* Task details: Every record should be copied exactly, except that pictures are to be omitted.

Collected data
──────────────────────────────

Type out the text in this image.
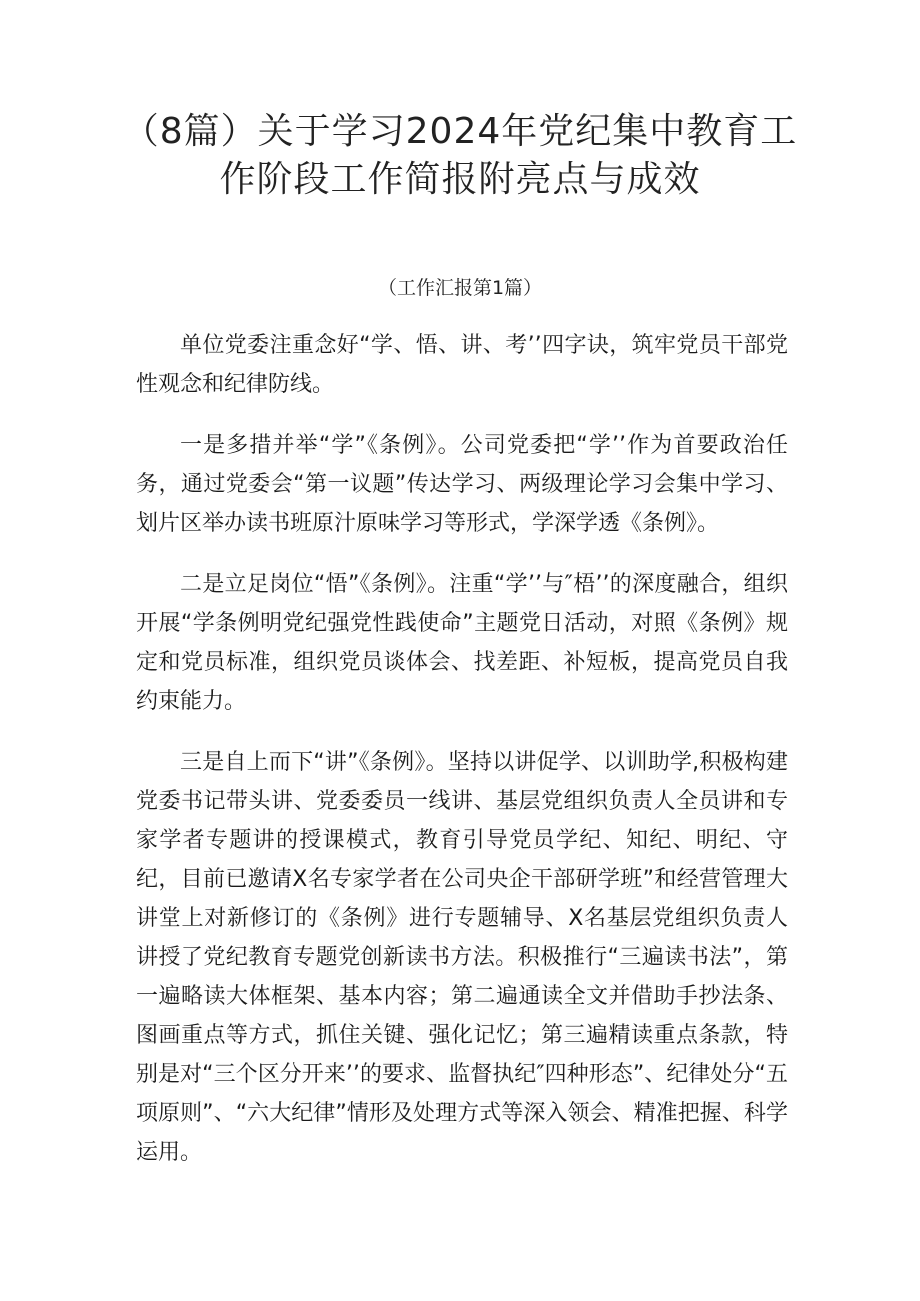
（8篇）关于学习2024年党纪集中教育工
作阶段工作简报附亮点与成效
（工作汇报第1篇）

单位党委注重念好“学、悟、讲、考’’四字诀，筑牢党员干部党性观念和纪律防线。

一是多措并举“学”《条例》。公司党委把“学’’作为首要政治任务，通过党委会“第一议题”传达学习、两级理论学习会集中学习、划片区举办读书班原汁原味学习等形式，学深学透《条例》。

二是立足岗位“悟”《条例》。注重“学’’与″梧’’的深度融合，组织开展“学条例明党纪强党性践使命”主题党日活动，对照《条例》规定和党员标准，组织党员谈体会、找差距、补短板，提高党员自我约束能力。

三是自上而下“讲”《条例》。坚持以讲促学、以训助学,积极构建党委书记带头讲、党委委员一线讲、基层党组织负责人全员讲和专家学者专题讲的授课模式，教育引导党员学纪、知纪、明纪、守纪，目前已邀请X名专家学者在公司央企干部研学班”和经营管理大讲堂上对新修订的《条例》进行专题辅导、X名基层党组织负责人讲授了党纪教育专题党创新读书方法。积极推行“三遍读书法”，第一遍略读大体框架、基本内容；第二遍通读全文并借助手抄法条、图画重点等方式，抓住关键、强化记忆；第三遍精读重点条款，特别是对“三个区分开来’’的要求、监督执纪″四种形态”、纪律处分“五项原则”、“六大纪律”情形及处理方式等深入领会、精准把握、科学运用。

──────────────────────────────

* Finished task:
Type out the text in this image.
（8篇）关于学习2024年党纪集中教育工
作阶段工作简报附亮点与成效
（工作汇报第1篇）

单位党委注重念好“学、悟、讲、考’’四字诀，筑牢党员干部党性观念和纪律防线。

一是多措并举“学”《条例》。公司党委把“学’’作为首要政治任务，通过党委会“第一议题”传达学习、两级理论学习会集中学习、划片区举办读书班原汁原味学习等形式，学深学透《条例》。

二是立足岗位“悟”《条例》。注重“学’’与″梧’’的深度融合，组织开展“学条例明党纪强党性践使命”主题党日活动，对照《条例》规定和党员标准，组织党员谈体会、找差距、补短板，提高党员自我约束能力。

三是自上而下“讲”《条例》。坚持以讲促学、以训助学,积极构建党委书记带头讲、党委委员一线讲、基层党组织负责人全员讲和专家学者专题讲的授课模式，教育引导党员学纪、知纪、明纪、守纪，目前已邀请X名专家学者在公司央企干部研学班”和经营管理大讲堂上对新修订的《条例》进行专题辅导、X名基层党组织负责人讲授了党纪教育专题党创新读书方法。积极推行“三遍读书法”，第一遍略读大体框架、基本内容；第二遍通读全文并借助手抄法条、图画重点等方式，抓住关键、强化记忆；第三遍精读重点条款，特别是对“三个区分开来’’的要求、监督执纪″四种形态”、纪律处分“五项原则”、“六大纪律”情形及处理方式等深入领会、精准把握、科学运用。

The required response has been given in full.